▶ **ITEMS**

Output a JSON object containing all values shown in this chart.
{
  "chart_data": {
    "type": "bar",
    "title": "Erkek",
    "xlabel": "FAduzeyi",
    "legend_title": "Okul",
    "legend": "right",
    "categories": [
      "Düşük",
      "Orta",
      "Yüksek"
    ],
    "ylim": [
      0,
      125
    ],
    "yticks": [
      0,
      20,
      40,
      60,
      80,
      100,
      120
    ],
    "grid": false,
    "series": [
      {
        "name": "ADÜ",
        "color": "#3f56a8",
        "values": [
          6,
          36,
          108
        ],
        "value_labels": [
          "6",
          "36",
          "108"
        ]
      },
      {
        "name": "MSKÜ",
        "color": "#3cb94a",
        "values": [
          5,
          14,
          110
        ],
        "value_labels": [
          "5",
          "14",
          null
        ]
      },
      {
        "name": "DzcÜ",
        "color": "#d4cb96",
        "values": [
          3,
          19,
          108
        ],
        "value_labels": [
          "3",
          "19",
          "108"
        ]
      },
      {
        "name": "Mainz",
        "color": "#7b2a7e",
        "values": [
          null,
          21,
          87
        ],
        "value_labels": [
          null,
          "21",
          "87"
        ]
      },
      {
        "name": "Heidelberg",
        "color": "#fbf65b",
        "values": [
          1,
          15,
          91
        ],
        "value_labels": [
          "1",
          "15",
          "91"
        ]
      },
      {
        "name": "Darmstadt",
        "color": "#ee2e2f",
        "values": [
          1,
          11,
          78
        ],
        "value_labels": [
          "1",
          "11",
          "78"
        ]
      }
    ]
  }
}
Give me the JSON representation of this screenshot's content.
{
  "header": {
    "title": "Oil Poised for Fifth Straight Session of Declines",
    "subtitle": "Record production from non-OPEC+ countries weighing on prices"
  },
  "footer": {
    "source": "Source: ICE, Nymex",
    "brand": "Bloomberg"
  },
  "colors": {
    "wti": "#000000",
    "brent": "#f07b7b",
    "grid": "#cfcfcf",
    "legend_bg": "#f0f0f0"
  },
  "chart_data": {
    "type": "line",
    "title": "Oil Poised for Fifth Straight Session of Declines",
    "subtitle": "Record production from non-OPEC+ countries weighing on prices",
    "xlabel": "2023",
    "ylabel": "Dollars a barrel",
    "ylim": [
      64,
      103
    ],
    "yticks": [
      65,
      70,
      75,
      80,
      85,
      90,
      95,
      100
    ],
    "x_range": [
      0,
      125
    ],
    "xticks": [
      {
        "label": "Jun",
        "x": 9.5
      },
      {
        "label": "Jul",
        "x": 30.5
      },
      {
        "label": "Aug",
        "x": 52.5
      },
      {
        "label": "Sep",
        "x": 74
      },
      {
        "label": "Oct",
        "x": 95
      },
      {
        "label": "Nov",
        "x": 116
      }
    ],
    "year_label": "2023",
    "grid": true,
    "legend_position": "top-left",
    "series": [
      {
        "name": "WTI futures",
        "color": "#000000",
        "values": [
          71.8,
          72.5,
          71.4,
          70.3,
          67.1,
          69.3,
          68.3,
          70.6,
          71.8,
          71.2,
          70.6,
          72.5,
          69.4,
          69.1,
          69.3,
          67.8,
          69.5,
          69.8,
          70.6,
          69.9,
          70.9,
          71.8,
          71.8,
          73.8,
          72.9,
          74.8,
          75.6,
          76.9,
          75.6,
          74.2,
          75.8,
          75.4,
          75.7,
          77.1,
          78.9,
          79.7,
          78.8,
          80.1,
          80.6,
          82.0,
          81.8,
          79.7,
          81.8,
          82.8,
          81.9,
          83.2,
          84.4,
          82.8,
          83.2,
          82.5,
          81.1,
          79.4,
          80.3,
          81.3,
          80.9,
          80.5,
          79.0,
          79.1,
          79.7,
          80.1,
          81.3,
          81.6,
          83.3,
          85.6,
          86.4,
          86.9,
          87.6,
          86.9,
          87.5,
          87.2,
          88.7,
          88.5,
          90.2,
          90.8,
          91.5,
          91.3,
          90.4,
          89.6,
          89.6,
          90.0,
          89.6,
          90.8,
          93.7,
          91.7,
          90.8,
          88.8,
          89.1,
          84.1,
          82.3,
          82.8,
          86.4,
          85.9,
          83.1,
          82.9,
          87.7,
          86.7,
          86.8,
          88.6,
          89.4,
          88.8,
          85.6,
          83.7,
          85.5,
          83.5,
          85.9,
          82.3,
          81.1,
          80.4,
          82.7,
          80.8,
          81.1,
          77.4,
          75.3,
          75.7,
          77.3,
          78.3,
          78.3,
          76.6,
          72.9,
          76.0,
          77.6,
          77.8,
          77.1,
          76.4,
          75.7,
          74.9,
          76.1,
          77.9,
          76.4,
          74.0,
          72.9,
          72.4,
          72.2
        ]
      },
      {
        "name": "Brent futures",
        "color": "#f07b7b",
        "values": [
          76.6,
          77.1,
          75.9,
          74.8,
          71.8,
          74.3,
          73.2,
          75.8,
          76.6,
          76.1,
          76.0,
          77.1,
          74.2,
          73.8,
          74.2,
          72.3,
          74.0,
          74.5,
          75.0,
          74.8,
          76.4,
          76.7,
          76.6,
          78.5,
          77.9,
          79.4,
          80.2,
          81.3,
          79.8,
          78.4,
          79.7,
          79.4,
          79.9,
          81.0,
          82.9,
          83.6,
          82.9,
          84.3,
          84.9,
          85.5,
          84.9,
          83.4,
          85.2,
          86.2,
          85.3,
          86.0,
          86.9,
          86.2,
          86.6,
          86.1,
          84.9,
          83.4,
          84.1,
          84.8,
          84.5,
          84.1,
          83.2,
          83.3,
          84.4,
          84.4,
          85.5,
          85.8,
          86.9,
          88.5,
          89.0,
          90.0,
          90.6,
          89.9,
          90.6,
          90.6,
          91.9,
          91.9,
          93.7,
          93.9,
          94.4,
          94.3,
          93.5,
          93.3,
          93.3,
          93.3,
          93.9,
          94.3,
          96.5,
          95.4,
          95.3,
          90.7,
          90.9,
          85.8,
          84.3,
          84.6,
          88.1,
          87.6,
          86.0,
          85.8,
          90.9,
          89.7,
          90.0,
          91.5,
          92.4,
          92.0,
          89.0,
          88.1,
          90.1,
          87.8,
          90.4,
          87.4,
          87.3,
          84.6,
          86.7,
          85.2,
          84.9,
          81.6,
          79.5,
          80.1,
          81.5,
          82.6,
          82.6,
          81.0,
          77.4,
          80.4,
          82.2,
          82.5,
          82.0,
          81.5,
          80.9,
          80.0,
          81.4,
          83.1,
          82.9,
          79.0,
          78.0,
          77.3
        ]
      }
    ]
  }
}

▶ **WRITTEN INSTRUCTION**
Transcribe the entire listing above precisely.

▶ **FULL OUTPUT**
Output a JSON object containing all values shown in this chart.
{
  "chart_data": {
    "type": "bar",
    "title": "Erkek",
    "xlabel": "FAduzeyi",
    "legend_title": "Okul",
    "legend": "right",
    "categories": [
      "Düşük",
      "Orta",
      "Yüksek"
    ],
    "ylim": [
      0,
      125
    ],
    "yticks": [
      0,
      20,
      40,
      60,
      80,
      100,
      120
    ],
    "grid": false,
    "series": [
      {
        "name": "ADÜ",
        "color": "#3f56a8",
        "values": [
          6,
          36,
          108
        ],
        "value_labels": [
          "6",
          "36",
          "108"
        ]
      },
      {
        "name": "MSKÜ",
        "color": "#3cb94a",
        "values": [
          5,
          14,
          110
        ],
        "value_labels": [
          "5",
          "14",
          null
        ]
      },
      {
        "name": "DzcÜ",
        "color": "#d4cb96",
        "values": [
          3,
          19,
          108
        ],
        "value_labels": [
          "3",
          "19",
          "108"
        ]
      },
      {
        "name": "Mainz",
        "color": "#7b2a7e",
        "values": [
          null,
          21,
          87
        ],
        "value_labels": [
          null,
          "21",
          "87"
        ]
      },
      {
        "name": "Heidelberg",
        "color": "#fbf65b",
        "values": [
          1,
          15,
          91
        ],
        "value_labels": [
          "1",
          "15",
          "91"
        ]
      },
      {
        "name": "Darmstadt",
        "color": "#ee2e2f",
        "values": [
          1,
          11,
          78
        ],
        "value_labels": [
          "1",
          "11",
          "78"
        ]
      }
    ]
  }
}
Give me the JSON representation of this screenshot's content.
{
  "header": {
    "title": "Oil Poised for Fifth Straight Session of Declines",
    "subtitle": "Record production from non-OPEC+ countries weighing on prices"
  },
  "footer": {
    "source": "Source: ICE, Nymex",
    "brand": "Bloomberg"
  },
  "colors": {
    "wti": "#000000",
    "brent": "#f07b7b",
    "grid": "#cfcfcf",
    "legend_bg": "#f0f0f0"
  },
  "chart_data": {
    "type": "line",
    "title": "Oil Poised for Fifth Straight Session of Declines",
    "subtitle": "Record production from non-OPEC+ countries weighing on prices",
    "xlabel": "2023",
    "ylabel": "Dollars a barrel",
    "ylim": [
      64,
      103
    ],
    "yticks": [
      65,
      70,
      75,
      80,
      85,
      90,
      95,
      100
    ],
    "x_range": [
      0,
      125
    ],
    "xticks": [
      {
        "label": "Jun",
        "x": 9.5
      },
      {
        "label": "Jul",
        "x": 30.5
      },
      {
        "label": "Aug",
        "x": 52.5
      },
      {
        "label": "Sep",
        "x": 74
      },
      {
        "label": "Oct",
        "x": 95
      },
      {
        "label": "Nov",
        "x": 116
      }
    ],
    "year_label": "2023",
    "grid": true,
    "legend_position": "top-left",
    "series": [
      {
        "name": "WTI futures",
        "color": "#000000",
        "values": [
          71.8,
          72.5,
          71.4,
          70.3,
          67.1,
          69.3,
          68.3,
          70.6,
          71.8,
          71.2,
          70.6,
          72.5,
          69.4,
          69.1,
          69.3,
          67.8,
          69.5,
          69.8,
          70.6,
          69.9,
          70.9,
          71.8,
          71.8,
          73.8,
          72.9,
          74.8,
          75.6,
          76.9,
          75.6,
          74.2,
          75.8,
          75.4,
          75.7,
          77.1,
          78.9,
          79.7,
          78.8,
          80.1,
          80.6,
          82.0,
          81.8,
          79.7,
          81.8,
          82.8,
          81.9,
          83.2,
          84.4,
          82.8,
          83.2,
          82.5,
          81.1,
          79.4,
          80.3,
          81.3,
          80.9,
          80.5,
          79.0,
          79.1,
          79.7,
          80.1,
          81.3,
          81.6,
          83.3,
          85.6,
          86.4,
          86.9,
          87.6,
          86.9,
          87.5,
          87.2,
          88.7,
          88.5,
          90.2,
          90.8,
          91.5,
          91.3,
          90.4,
          89.6,
          89.6,
          90.0,
          89.6,
          90.8,
          93.7,
          91.7,
          90.8,
          88.8,
          89.1,
          84.1,
          82.3,
          82.8,
          86.4,
          85.9,
          83.1,
          82.9,
          87.7,
          86.7,
          86.8,
          88.6,
          89.4,
          88.8,
          85.6,
          83.7,
          85.5,
          83.5,
          85.9,
          82.3,
          81.1,
          80.4,
          82.7,
          80.8,
          81.1,
          77.4,
          75.3,
          75.7,
          77.3,
          78.3,
          78.3,
          76.6,
          72.9,
          76.0,
          77.6,
          77.8,
          77.1,
          76.4,
          75.7,
          74.9,
          76.1,
          77.9,
          76.4,
          74.0,
          72.9,
          72.4,
          72.2
        ]
      },
      {
        "name": "Brent futures",
        "color": "#f07b7b",
        "values": [
          76.6,
          77.1,
          75.9,
          74.8,
          71.8,
          74.3,
          73.2,
          75.8,
          76.6,
          76.1,
          76.0,
          77.1,
          74.2,
          73.8,
          74.2,
          72.3,
          74.0,
          74.5,
          75.0,
          74.8,
          76.4,
          76.7,
          76.6,
          78.5,
          77.9,
          79.4,
          80.2,
          81.3,
          79.8,
          78.4,
          79.7,
          79.4,
          79.9,
          81.0,
          82.9,
          83.6,
          82.9,
          84.3,
          84.9,
          85.5,
          84.9,
          83.4,
          85.2,
          86.2,
          85.3,
          86.0,
          86.9,
          86.2,
          86.6,
          86.1,
          84.9,
          83.4,
          84.1,
          84.8,
          84.5,
          84.1,
          83.2,
          83.3,
          84.4,
          84.4,
          85.5,
          85.8,
          86.9,
          88.5,
          89.0,
          90.0,
          90.6,
          89.9,
          90.6,
          90.6,
          91.9,
          91.9,
          93.7,
          93.9,
          94.4,
          94.3,
          93.5,
          93.3,
          93.3,
          93.3,
          93.9,
          94.3,
          96.5,
          95.4,
          95.3,
          90.7,
          90.9,
          85.8,
          84.3,
          84.6,
          88.1,
          87.6,
          86.0,
          85.8,
          90.9,
          89.7,
          90.0,
          91.5,
          92.4,
          92.0,
          89.0,
          88.1,
          90.1,
          87.8,
          90.4,
          87.4,
          87.3,
          84.6,
          86.7,
          85.2,
          84.9,
          81.6,
          79.5,
          80.1,
          81.5,
          82.6,
          82.6,
          81.0,
          77.4,
          80.4,
          82.2,
          82.5,
          82.0,
          81.5,
          80.9,
          80.0,
          81.4,
          83.1,
          82.9,
          79.0,
          78.0,
          77.3
        ]
      }
    ]
  }
}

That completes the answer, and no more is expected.